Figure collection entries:
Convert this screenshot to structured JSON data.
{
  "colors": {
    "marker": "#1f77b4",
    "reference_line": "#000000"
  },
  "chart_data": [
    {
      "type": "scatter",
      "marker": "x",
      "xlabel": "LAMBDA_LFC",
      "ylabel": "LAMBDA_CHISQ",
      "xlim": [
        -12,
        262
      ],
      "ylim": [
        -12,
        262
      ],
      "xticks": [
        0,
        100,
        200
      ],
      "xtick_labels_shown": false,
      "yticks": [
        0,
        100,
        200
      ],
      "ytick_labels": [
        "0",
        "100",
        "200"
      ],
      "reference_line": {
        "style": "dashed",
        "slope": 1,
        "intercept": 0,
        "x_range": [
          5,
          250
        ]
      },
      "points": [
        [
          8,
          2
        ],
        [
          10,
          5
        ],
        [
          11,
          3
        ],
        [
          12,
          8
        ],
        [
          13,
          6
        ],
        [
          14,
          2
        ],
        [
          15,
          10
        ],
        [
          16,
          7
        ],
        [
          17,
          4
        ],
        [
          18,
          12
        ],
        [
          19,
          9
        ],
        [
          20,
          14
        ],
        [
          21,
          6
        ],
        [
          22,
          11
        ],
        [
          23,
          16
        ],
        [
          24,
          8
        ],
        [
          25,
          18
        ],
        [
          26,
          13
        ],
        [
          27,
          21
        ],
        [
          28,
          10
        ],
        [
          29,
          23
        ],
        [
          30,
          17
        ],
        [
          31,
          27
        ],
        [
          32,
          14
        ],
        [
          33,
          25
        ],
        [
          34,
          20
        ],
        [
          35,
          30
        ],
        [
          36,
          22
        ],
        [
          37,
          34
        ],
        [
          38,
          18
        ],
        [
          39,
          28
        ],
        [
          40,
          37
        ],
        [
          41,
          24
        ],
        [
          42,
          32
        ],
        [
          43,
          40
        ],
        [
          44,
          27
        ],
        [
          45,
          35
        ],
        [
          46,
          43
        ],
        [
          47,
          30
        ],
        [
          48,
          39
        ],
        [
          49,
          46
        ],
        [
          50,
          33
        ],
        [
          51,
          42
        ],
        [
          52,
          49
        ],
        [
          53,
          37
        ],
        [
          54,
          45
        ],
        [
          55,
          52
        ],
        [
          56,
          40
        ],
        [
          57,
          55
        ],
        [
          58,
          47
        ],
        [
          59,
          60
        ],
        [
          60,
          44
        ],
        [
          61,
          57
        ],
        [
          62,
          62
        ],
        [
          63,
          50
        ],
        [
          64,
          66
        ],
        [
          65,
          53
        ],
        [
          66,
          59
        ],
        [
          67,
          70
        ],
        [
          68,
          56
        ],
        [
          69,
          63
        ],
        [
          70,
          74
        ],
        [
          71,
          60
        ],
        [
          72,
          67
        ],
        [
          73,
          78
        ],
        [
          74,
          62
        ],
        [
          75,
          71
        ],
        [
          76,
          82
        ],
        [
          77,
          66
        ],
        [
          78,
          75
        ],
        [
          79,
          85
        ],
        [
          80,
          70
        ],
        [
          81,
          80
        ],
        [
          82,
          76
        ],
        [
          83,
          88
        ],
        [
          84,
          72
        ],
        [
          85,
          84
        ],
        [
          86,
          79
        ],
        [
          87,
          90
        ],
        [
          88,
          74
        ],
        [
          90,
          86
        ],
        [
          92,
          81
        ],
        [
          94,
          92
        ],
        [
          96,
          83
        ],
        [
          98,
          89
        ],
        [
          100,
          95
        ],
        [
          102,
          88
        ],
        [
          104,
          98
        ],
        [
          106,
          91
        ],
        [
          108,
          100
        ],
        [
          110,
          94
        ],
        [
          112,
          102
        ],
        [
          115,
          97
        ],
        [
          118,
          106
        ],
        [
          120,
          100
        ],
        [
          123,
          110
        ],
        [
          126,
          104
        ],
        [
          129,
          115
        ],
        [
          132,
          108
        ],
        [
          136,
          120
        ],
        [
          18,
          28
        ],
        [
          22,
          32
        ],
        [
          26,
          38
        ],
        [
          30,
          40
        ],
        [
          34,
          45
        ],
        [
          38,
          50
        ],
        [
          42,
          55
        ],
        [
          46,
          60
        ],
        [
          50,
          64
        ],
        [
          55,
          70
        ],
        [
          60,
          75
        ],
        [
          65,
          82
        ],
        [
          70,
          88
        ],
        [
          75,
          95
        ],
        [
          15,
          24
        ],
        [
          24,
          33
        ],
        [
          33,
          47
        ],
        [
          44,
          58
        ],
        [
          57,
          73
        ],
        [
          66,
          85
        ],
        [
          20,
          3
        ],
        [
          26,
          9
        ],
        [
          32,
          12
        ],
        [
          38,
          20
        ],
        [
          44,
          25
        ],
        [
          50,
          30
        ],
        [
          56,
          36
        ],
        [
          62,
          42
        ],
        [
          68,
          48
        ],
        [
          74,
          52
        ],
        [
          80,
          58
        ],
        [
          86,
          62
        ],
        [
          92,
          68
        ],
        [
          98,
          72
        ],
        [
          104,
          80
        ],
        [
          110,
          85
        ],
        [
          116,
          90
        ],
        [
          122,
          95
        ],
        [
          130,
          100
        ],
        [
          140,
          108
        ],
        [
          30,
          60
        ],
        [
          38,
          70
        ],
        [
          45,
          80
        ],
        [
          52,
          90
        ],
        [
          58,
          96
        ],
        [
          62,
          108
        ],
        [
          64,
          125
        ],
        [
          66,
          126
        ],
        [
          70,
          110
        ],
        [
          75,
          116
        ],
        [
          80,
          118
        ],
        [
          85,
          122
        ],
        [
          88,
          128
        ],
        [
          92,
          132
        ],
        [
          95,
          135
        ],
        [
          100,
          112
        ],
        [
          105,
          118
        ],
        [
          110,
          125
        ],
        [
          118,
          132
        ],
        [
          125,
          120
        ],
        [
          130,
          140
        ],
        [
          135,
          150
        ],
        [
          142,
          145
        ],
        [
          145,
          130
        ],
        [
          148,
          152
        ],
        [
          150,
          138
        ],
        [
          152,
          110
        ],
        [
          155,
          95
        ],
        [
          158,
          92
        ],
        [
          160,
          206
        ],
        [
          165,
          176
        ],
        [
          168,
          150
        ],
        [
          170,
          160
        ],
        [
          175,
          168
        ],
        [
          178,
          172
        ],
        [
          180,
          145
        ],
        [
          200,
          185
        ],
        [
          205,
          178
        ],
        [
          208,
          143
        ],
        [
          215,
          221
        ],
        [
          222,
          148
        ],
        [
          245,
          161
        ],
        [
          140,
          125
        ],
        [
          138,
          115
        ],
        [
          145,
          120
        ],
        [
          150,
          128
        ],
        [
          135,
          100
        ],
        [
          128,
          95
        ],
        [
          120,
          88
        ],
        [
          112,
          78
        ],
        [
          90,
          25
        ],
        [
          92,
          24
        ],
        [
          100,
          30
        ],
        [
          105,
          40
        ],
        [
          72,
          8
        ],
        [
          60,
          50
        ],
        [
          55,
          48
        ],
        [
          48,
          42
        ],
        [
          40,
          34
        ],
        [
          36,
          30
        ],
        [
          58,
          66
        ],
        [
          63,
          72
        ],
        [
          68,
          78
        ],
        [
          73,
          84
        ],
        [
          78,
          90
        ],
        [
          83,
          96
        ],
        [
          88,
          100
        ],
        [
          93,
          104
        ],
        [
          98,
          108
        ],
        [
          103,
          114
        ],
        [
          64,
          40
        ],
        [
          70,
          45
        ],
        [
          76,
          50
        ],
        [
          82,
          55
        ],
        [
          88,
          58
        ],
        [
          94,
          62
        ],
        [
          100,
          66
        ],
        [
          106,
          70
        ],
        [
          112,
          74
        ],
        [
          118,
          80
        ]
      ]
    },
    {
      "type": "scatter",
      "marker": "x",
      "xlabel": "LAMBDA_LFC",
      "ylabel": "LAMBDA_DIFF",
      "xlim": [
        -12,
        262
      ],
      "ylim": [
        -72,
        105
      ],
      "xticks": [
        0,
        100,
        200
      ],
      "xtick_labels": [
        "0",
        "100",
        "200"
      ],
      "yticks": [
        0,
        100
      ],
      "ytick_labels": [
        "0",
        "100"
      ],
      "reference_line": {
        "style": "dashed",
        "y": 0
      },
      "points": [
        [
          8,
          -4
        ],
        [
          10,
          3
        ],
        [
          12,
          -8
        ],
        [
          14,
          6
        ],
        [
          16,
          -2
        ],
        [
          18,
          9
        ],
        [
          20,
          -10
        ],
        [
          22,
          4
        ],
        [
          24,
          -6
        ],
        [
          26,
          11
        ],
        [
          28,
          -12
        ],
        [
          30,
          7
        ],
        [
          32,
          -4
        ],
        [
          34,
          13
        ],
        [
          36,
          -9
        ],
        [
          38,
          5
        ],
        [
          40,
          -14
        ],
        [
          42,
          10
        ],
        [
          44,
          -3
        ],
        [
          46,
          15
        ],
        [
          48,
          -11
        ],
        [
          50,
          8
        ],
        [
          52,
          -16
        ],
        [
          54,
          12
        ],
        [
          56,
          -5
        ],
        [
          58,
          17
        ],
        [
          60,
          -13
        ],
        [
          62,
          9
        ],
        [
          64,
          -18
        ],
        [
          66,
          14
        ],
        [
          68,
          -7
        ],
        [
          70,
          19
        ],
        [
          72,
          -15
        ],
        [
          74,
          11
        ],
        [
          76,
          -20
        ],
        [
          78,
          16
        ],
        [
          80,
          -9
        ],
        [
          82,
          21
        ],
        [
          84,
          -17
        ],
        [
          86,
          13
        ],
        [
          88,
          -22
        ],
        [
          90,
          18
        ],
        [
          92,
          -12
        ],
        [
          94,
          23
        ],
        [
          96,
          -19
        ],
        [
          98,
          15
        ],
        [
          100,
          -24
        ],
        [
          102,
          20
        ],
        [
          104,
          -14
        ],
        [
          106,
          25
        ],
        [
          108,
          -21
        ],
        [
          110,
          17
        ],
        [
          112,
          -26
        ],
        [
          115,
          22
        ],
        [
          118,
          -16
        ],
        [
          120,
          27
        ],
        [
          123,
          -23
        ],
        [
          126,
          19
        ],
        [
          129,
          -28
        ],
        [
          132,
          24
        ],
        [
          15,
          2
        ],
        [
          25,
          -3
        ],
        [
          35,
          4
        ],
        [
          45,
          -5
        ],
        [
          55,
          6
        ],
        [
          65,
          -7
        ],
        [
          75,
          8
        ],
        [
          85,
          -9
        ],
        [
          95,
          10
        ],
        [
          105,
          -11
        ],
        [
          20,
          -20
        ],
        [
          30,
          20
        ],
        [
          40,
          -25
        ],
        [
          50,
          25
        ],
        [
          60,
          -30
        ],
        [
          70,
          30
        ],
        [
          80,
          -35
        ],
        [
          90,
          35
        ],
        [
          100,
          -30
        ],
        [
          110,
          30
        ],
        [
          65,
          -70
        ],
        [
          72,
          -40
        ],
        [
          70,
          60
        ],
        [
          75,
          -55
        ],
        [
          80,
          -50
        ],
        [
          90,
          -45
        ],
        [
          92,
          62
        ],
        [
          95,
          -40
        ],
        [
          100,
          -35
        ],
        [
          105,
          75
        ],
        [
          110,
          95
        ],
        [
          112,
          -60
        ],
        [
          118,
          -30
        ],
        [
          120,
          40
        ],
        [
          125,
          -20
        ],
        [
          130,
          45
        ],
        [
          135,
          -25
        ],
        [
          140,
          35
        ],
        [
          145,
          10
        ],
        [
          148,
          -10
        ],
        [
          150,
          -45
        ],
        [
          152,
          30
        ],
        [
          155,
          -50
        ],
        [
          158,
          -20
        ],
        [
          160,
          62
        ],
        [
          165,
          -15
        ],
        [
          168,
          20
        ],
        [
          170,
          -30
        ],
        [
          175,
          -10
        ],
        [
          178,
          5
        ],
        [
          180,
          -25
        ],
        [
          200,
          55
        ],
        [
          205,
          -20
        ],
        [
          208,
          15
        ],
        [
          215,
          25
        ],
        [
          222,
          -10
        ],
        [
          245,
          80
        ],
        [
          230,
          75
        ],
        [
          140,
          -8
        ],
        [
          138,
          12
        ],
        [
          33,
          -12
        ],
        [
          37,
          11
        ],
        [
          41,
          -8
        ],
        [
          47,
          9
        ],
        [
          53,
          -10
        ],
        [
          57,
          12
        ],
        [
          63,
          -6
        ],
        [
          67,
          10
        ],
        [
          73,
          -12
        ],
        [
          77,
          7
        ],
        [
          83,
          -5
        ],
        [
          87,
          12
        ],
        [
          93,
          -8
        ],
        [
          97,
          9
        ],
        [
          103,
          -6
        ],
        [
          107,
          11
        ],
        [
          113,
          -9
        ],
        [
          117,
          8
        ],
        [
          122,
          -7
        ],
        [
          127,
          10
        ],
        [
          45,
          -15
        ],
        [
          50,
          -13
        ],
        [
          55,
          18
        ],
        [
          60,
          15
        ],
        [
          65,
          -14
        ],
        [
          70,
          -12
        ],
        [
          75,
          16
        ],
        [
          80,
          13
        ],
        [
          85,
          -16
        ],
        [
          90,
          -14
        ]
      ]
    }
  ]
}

* WHAT YOU ARE ASKED TO DO:
Write out every line from the entries where "ylabel" appears.

* OUTPUT BELOW:
      "ylabel": "LAMBDA_CHISQ",
      "ylabel": "LAMBDA_DIFF",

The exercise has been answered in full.